» **Given request**
Would you write out the listing verbatim and skip every picture in it?

+++ Materials provided +++

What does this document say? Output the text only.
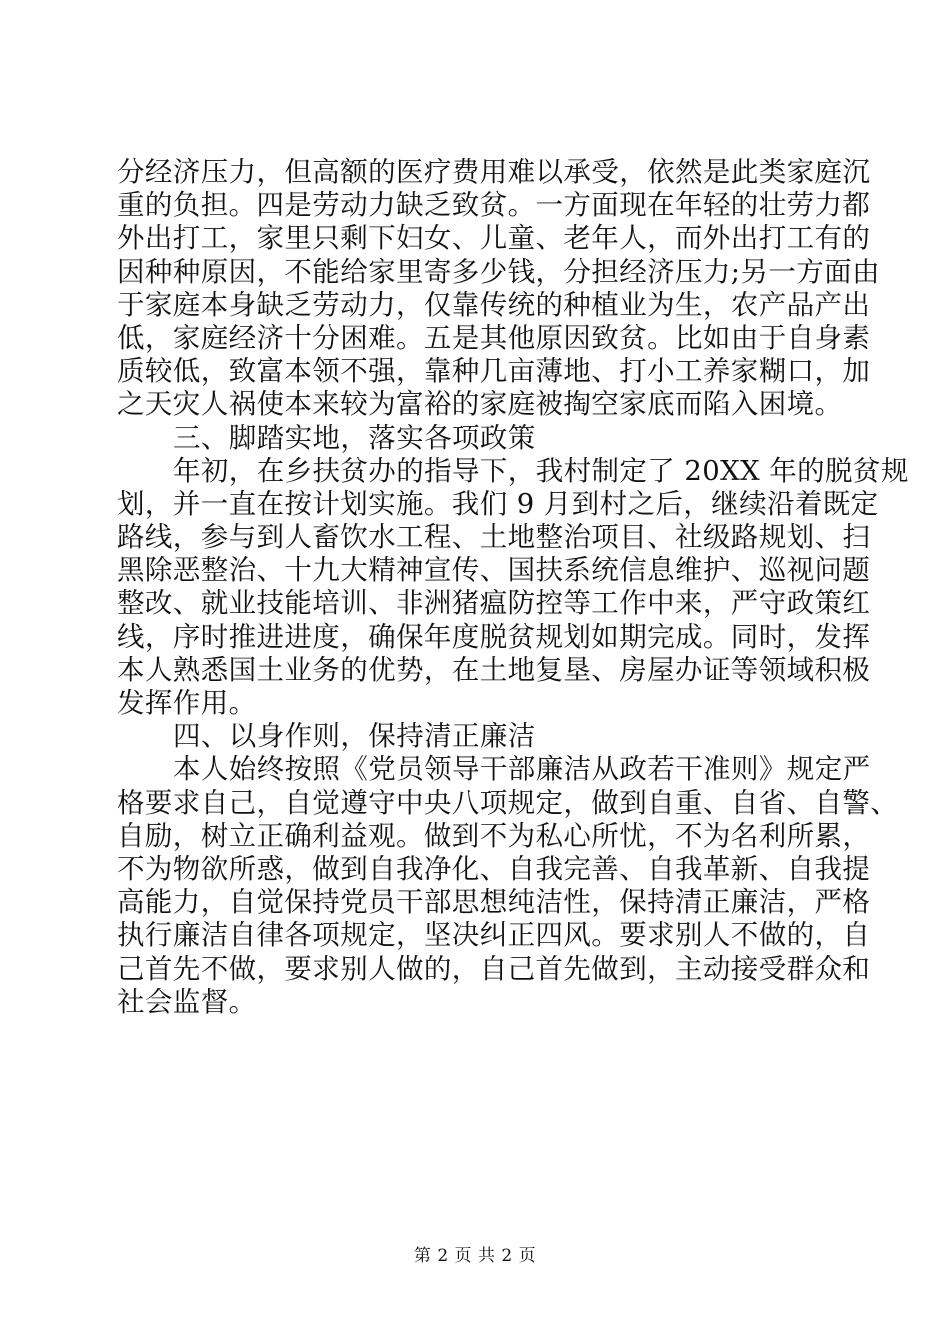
分经济压力，但高额的医疗费用难以承受，依然是此类家庭沉
重的负担。四是劳动力缺乏致贫。一方面现在年轻的壮劳力都
外出打工，家里只剩下妇女、儿童、老年人，而外出打工有的
因种种原因，不能给家里寄多少钱，分担经济压力;另一方面由
于家庭本身缺乏劳动力，仅靠传统的种植业为生，农产品产出
低，家庭经济十分困难。五是其他原因致贫。比如由于自身素
质较低，致富本领不强，靠种几亩薄地、打小工养家糊口，加
之天灾人祸使本来较为富裕的家庭被掏空家底而陷入困境。
三、脚踏实地，落实各项政策
年初，在乡扶贫办的指导下，我村制定了 20XX 年的脱贫规
划，并一直在按计划实施。我们 9 月到村之后，继续沿着既定
路线，参与到人畜饮水工程、土地整治项目、社级路规划、扫
黑除恶整治、十九大精神宣传、国扶系统信息维护、巡视问题
整改、就业技能培训、非洲猪瘟防控等工作中来，严守政策红
线，序时推进进度，确保年度脱贫规划如期完成。同时，发挥
本人熟悉国土业务的优势，在土地复垦、房屋办证等领域积极
发挥作用。
四、以身作则，保持清正廉洁
本人始终按照《党员领导干部廉洁从政若干准则》规定严
格要求自己，自觉遵守中央八项规定，做到自重、自省、自警、
自励，树立正确利益观。做到不为私心所忧，不为名利所累，
不为物欲所惑，做到自我净化、自我完善、自我革新、自我提
高能力，自觉保持党员干部思想纯洁性，保持清正廉洁，严格
执行廉洁自律各项规定，坚决纠正四风。要求别人不做的，自
己首先不做，要求别人做的，自己首先做到，主动接受群众和
社会监督。
第 2 页 共 2 页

+++

» **Response to the task**
What does this document say? Output the text only.
分经济压力，但高额的医疗费用难以承受，依然是此类家庭沉
重的负担。四是劳动力缺乏致贫。一方面现在年轻的壮劳力都
外出打工，家里只剩下妇女、儿童、老年人，而外出打工有的
因种种原因，不能给家里寄多少钱，分担经济压力;另一方面由
于家庭本身缺乏劳动力，仅靠传统的种植业为生，农产品产出
低，家庭经济十分困难。五是其他原因致贫。比如由于自身素
质较低，致富本领不强，靠种几亩薄地、打小工养家糊口，加
之天灾人祸使本来较为富裕的家庭被掏空家底而陷入困境。
三、脚踏实地，落实各项政策
年初，在乡扶贫办的指导下，我村制定了 20XX 年的脱贫规
划，并一直在按计划实施。我们 9 月到村之后，继续沿着既定
路线，参与到人畜饮水工程、土地整治项目、社级路规划、扫
黑除恶整治、十九大精神宣传、国扶系统信息维护、巡视问题
整改、就业技能培训、非洲猪瘟防控等工作中来，严守政策红
线，序时推进进度，确保年度脱贫规划如期完成。同时，发挥
本人熟悉国土业务的优势，在土地复垦、房屋办证等领域积极
发挥作用。
四、以身作则，保持清正廉洁
本人始终按照《党员领导干部廉洁从政若干准则》规定严
格要求自己，自觉遵守中央八项规定，做到自重、自省、自警、
自励，树立正确利益观。做到不为私心所忧，不为名利所累，
不为物欲所惑，做到自我净化、自我完善、自我革新、自我提
高能力，自觉保持党员干部思想纯洁性，保持清正廉洁，严格
执行廉洁自律各项规定，坚决纠正四风。要求别人不做的，自
己首先不做，要求别人做的，自己首先做到，主动接受群众和
社会监督。
第 2 页 共 2 页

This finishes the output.